Your instructions: Could you print all the entries exactly?
**********
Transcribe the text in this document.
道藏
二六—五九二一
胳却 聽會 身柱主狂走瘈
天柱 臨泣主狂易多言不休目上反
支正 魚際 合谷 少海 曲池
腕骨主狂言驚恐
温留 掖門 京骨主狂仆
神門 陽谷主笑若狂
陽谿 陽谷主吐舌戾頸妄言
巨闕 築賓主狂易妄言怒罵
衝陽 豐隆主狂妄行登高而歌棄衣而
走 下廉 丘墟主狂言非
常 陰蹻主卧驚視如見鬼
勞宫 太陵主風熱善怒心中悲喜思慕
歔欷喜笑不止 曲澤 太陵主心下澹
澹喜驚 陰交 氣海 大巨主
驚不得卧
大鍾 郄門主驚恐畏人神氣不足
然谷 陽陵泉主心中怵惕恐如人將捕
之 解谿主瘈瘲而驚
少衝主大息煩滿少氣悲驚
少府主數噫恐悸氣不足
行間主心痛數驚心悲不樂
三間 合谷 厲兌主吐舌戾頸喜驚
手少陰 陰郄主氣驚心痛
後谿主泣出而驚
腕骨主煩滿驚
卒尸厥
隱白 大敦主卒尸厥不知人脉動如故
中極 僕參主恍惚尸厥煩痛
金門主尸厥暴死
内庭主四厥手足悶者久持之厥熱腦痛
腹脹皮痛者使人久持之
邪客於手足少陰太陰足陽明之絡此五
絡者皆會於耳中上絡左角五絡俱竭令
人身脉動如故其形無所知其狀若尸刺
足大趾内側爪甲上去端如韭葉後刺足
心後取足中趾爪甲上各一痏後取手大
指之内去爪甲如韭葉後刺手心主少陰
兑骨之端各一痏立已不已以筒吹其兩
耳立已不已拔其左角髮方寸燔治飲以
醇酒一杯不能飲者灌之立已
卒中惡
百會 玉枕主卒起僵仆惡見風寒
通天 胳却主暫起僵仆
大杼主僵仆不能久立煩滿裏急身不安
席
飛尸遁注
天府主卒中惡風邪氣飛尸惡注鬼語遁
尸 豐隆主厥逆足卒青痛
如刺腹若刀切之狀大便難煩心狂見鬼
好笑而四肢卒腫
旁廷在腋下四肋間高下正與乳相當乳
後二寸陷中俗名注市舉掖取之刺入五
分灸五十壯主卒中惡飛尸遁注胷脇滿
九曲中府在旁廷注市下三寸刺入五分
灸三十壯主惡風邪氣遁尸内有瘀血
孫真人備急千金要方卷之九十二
**********
Solution for this task:
Transcribe the text in this document.
道藏
二六—五九二一
胳却 聽會 身柱主狂走瘈
天柱 臨泣主狂易多言不休目上反
支正 魚際 合谷 少海 曲池
腕骨主狂言驚恐
温留 掖門 京骨主狂仆
神門 陽谷主笑若狂
陽谿 陽谷主吐舌戾頸妄言
巨闕 築賓主狂易妄言怒罵
衝陽 豐隆主狂妄行登高而歌棄衣而
走 下廉 丘墟主狂言非
常 陰蹻主卧驚視如見鬼
勞宫 太陵主風熱善怒心中悲喜思慕
歔欷喜笑不止 曲澤 太陵主心下澹
澹喜驚 陰交 氣海 大巨主
驚不得卧
大鍾 郄門主驚恐畏人神氣不足
然谷 陽陵泉主心中怵惕恐如人將捕
之 解谿主瘈瘲而驚
少衝主大息煩滿少氣悲驚
少府主數噫恐悸氣不足
行間主心痛數驚心悲不樂
三間 合谷 厲兌主吐舌戾頸喜驚
手少陰 陰郄主氣驚心痛
後谿主泣出而驚
腕骨主煩滿驚
卒尸厥
隱白 大敦主卒尸厥不知人脉動如故
中極 僕參主恍惚尸厥煩痛
金門主尸厥暴死
内庭主四厥手足悶者久持之厥熱腦痛
腹脹皮痛者使人久持之
邪客於手足少陰太陰足陽明之絡此五
絡者皆會於耳中上絡左角五絡俱竭令
人身脉動如故其形無所知其狀若尸刺
足大趾内側爪甲上去端如韭葉後刺足
心後取足中趾爪甲上各一痏後取手大
指之内去爪甲如韭葉後刺手心主少陰
兑骨之端各一痏立已不已以筒吹其兩
耳立已不已拔其左角髮方寸燔治飲以
醇酒一杯不能飲者灌之立已
卒中惡
百會 玉枕主卒起僵仆惡見風寒
通天 胳却主暫起僵仆
大杼主僵仆不能久立煩滿裏急身不安
席
飛尸遁注
天府主卒中惡風邪氣飛尸惡注鬼語遁
尸 豐隆主厥逆足卒青痛
如刺腹若刀切之狀大便難煩心狂見鬼
好笑而四肢卒腫
旁廷在腋下四肋間高下正與乳相當乳
後二寸陷中俗名注市舉掖取之刺入五
分灸五十壯主卒中惡飛尸遁注胷脇滿
九曲中府在旁廷注市下三寸刺入五分
灸三十壯主惡風邪氣遁尸内有瘀血
孫真人備急千金要方卷之九十二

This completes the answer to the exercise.